Extracted data:
========================================================================

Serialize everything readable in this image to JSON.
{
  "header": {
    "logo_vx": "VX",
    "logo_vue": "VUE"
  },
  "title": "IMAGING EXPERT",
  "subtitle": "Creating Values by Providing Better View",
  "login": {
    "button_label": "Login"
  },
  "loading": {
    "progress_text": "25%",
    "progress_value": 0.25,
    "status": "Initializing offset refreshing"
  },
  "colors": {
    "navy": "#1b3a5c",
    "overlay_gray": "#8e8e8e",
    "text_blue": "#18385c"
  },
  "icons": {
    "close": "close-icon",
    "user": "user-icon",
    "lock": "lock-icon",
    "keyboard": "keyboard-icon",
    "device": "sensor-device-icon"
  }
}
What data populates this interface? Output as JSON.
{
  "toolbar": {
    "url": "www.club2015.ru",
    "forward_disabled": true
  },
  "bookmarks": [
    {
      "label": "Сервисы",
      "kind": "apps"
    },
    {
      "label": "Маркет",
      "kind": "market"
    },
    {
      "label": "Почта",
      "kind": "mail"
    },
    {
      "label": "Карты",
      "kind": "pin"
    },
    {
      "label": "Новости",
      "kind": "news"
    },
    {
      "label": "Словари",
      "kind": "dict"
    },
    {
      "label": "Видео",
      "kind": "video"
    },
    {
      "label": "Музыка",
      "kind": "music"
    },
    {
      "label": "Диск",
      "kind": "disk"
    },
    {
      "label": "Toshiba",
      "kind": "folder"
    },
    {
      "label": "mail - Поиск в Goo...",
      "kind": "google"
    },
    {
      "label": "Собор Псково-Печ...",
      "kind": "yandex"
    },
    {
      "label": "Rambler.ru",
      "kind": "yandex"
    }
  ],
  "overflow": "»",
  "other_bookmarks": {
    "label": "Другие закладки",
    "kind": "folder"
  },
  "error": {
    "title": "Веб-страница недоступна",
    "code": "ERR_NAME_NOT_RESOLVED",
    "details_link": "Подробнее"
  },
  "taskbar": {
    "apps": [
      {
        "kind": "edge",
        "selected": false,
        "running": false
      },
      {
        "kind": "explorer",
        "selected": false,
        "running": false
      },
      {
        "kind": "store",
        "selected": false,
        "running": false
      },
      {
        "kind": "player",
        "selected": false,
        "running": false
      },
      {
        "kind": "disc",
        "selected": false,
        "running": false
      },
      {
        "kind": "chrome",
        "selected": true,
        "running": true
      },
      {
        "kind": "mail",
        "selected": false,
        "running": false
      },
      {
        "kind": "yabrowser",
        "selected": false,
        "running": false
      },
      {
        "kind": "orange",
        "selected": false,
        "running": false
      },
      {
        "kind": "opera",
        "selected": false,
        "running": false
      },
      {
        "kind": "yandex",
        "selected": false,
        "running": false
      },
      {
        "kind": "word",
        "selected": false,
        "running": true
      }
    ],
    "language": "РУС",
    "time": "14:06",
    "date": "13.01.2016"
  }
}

========================================================================

Report back each line of the entries that holds the string "this".

Serialize everything readable in this image to JSON.
What data populates this interface? Output as JSON.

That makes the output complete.